> [WHAT YOU NEED TO DO] Identify all lines below that hold "اتعاب" and collect them.
┄┄┄┄┄┄
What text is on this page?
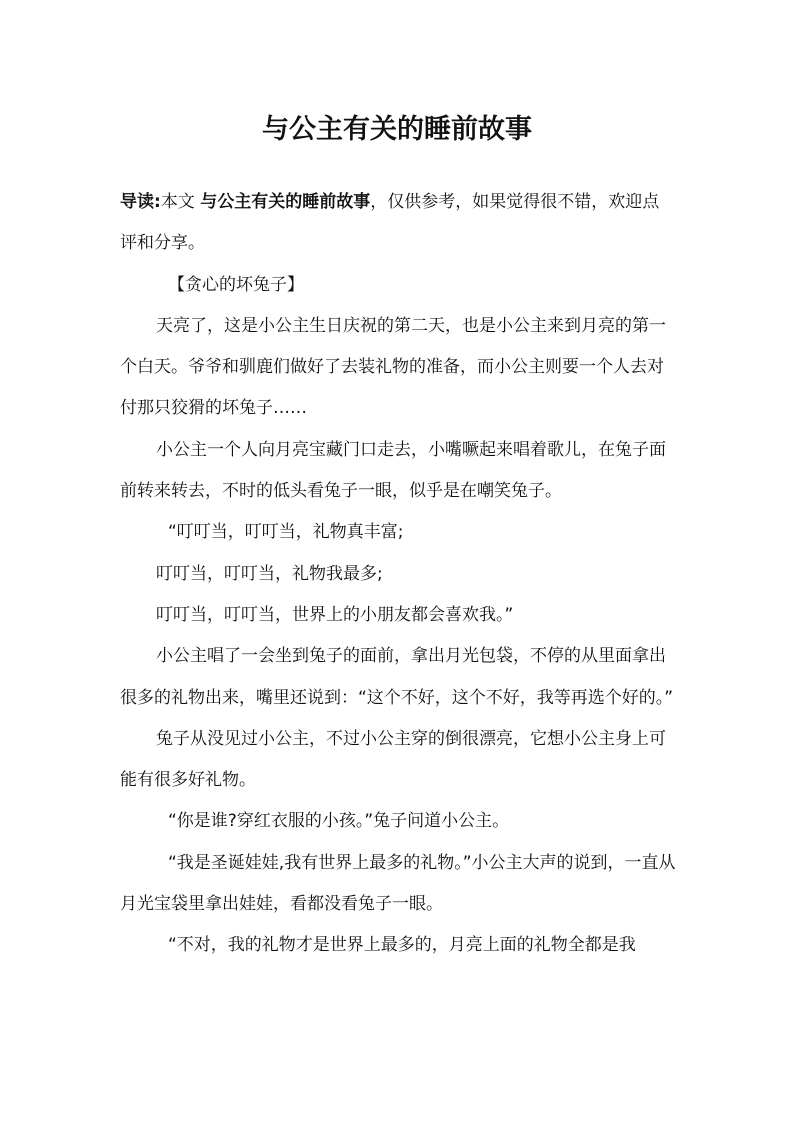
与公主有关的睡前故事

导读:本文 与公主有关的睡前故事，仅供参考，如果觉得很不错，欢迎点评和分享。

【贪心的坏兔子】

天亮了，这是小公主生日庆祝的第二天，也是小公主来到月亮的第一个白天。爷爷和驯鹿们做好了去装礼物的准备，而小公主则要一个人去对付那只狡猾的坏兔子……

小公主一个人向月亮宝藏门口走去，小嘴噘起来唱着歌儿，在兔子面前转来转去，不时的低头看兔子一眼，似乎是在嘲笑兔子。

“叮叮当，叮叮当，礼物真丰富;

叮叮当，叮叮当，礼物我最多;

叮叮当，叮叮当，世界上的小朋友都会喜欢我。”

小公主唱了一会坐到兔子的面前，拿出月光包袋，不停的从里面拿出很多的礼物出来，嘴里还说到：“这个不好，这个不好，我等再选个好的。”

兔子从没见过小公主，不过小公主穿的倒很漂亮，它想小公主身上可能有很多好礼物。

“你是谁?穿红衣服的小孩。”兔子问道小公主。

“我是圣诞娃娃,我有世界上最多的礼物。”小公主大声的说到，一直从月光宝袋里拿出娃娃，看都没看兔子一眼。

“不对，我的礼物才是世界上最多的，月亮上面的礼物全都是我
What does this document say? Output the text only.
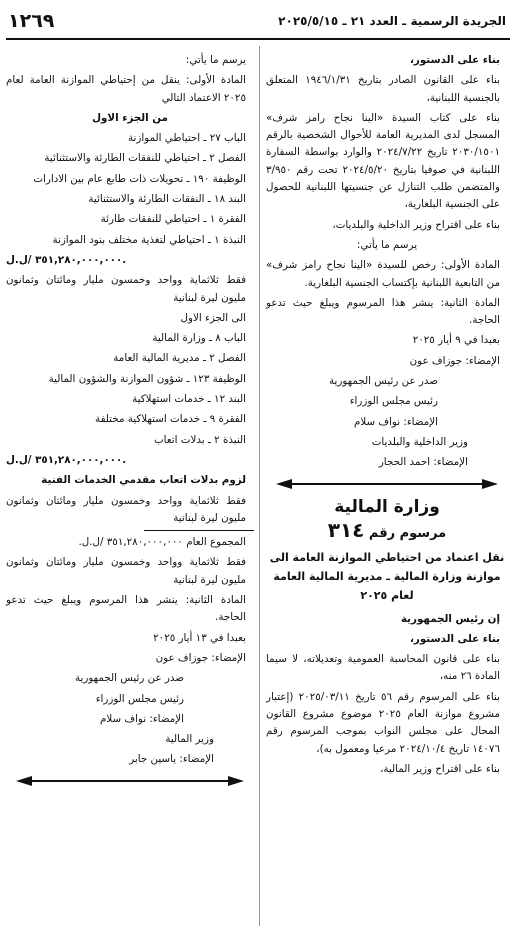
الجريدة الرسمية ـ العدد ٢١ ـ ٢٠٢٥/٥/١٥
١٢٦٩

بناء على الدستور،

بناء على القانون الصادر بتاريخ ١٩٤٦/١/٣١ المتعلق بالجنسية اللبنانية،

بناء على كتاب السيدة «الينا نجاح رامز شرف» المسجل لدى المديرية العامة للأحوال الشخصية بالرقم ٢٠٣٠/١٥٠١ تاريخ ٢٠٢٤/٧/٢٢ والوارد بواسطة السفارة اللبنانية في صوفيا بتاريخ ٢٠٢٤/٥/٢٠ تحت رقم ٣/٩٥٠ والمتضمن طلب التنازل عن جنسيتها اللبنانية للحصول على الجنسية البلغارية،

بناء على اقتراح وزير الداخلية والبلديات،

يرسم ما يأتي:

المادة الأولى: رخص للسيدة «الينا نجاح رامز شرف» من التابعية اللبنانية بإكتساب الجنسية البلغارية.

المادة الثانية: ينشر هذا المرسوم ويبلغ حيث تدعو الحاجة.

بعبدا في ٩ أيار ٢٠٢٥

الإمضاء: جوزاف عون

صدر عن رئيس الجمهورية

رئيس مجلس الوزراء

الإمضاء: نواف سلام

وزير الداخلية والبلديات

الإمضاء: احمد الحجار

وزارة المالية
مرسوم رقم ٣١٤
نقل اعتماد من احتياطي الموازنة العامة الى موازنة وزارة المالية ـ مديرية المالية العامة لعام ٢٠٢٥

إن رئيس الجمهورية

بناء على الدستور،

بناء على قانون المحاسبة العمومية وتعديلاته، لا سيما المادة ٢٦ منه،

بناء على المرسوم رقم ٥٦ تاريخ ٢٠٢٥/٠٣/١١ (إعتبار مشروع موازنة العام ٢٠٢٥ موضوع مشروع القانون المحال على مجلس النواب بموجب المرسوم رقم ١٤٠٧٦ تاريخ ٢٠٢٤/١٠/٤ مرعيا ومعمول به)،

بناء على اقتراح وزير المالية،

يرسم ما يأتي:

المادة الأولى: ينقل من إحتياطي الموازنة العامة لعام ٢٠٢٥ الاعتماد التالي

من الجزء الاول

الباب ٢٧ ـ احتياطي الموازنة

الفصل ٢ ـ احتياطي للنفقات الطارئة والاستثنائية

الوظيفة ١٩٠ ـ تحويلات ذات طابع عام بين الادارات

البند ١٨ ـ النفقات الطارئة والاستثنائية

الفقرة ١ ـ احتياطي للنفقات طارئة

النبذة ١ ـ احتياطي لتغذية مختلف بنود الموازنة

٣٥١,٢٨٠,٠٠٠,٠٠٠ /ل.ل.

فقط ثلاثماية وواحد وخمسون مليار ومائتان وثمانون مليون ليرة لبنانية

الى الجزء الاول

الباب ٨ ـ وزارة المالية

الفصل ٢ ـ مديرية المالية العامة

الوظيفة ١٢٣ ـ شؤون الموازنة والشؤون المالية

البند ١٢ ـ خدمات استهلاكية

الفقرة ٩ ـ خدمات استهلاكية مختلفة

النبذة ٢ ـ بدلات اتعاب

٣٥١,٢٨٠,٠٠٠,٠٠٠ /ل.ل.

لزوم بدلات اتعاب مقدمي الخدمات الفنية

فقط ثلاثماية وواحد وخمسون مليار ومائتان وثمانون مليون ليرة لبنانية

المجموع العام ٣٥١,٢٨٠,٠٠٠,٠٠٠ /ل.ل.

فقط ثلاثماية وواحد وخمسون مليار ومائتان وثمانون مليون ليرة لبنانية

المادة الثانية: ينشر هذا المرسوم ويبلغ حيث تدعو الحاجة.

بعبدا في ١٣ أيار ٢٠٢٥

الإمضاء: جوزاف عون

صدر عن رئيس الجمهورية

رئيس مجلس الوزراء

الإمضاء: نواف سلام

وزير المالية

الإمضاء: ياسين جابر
┄┄┄┄┄┄
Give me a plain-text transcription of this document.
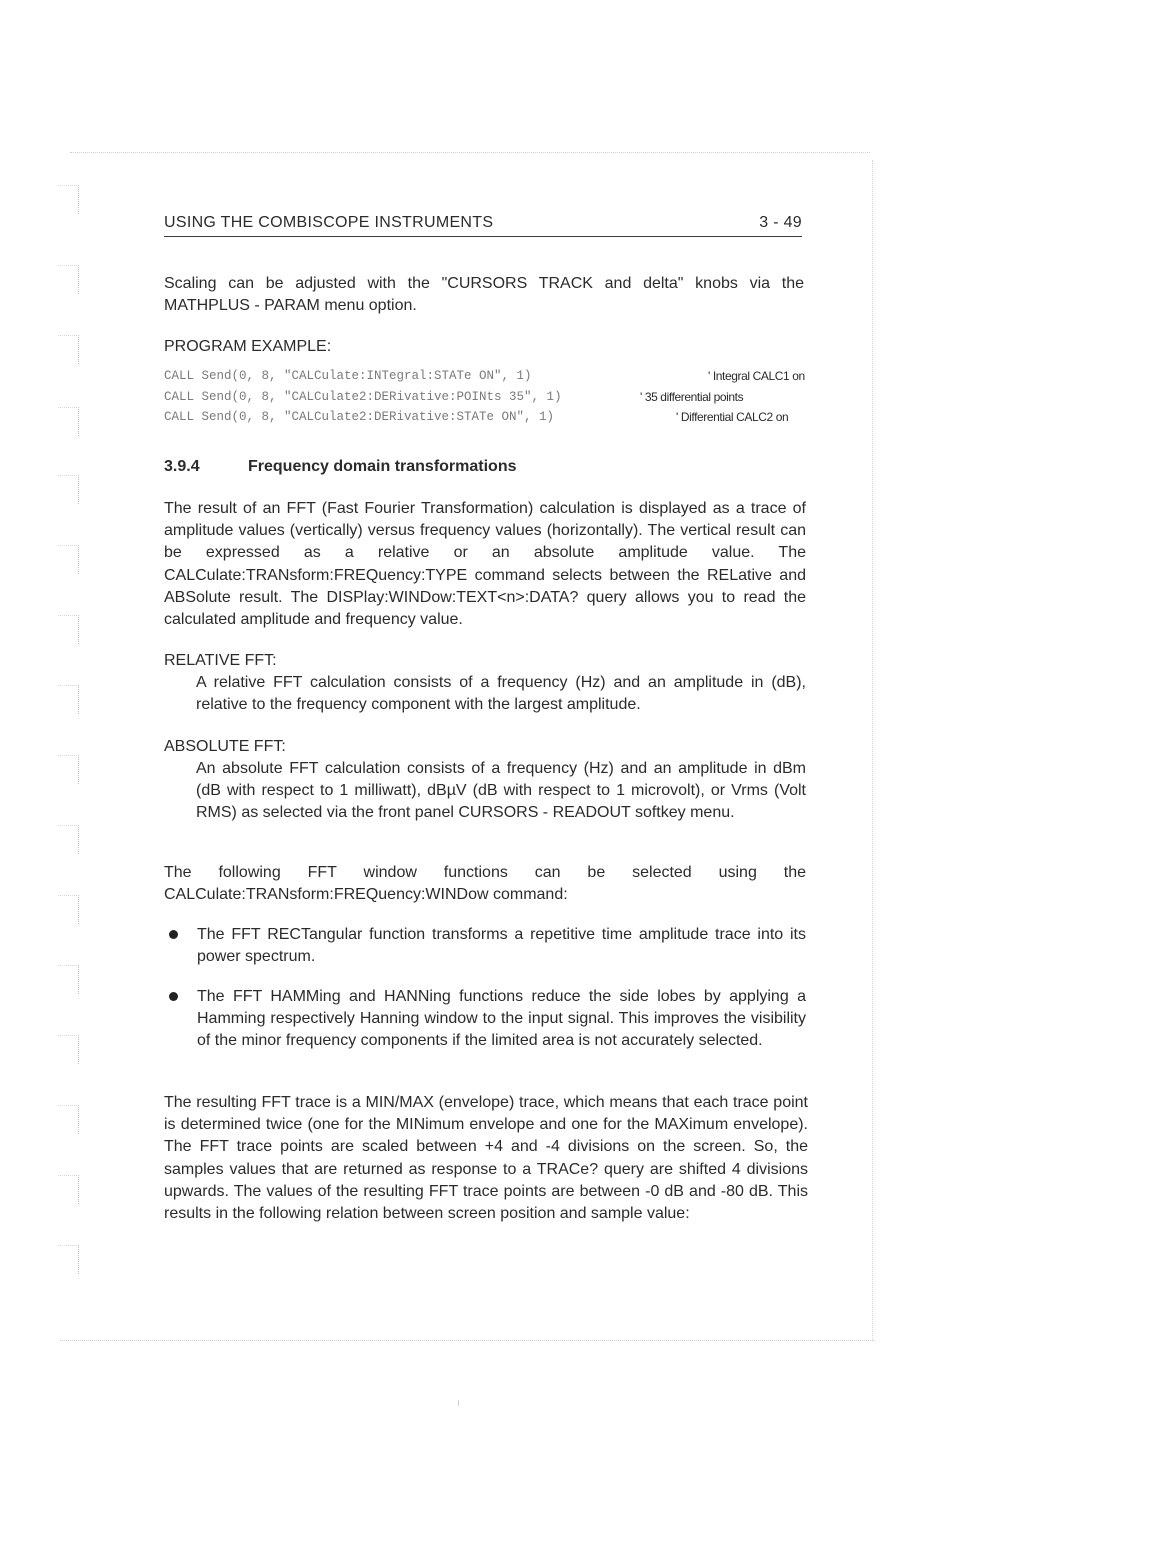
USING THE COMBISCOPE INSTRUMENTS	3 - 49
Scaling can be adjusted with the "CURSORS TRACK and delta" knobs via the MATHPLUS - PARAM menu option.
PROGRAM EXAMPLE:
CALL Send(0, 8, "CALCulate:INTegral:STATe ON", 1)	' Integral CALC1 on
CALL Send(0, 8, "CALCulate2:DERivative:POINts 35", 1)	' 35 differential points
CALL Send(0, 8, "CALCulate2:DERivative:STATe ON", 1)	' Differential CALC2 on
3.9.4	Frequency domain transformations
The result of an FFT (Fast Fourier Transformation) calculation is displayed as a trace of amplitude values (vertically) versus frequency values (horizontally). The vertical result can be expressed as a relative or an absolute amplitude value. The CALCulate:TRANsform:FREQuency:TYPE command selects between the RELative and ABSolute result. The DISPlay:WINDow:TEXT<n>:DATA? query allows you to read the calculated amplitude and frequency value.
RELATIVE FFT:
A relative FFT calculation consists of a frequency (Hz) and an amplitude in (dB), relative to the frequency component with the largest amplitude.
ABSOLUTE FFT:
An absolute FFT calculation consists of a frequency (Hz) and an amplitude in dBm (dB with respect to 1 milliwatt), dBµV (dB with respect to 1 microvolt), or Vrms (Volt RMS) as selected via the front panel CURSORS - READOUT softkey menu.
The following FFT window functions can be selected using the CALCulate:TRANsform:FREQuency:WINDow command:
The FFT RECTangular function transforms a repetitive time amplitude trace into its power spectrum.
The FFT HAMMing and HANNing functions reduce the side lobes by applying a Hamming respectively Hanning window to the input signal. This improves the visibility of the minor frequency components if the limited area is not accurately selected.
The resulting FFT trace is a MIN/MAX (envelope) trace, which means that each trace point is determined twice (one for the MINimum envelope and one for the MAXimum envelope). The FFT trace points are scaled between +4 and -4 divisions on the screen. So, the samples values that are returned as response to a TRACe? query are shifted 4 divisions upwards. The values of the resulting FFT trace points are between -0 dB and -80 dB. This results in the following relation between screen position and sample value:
┄┄┄┄┄┄
> [SOLUTION FOR THIS TASK]
النبذة ٢ ـ بدلات اتعاب
لزوم بدلات اتعاب مقدمي الخدمات الفنية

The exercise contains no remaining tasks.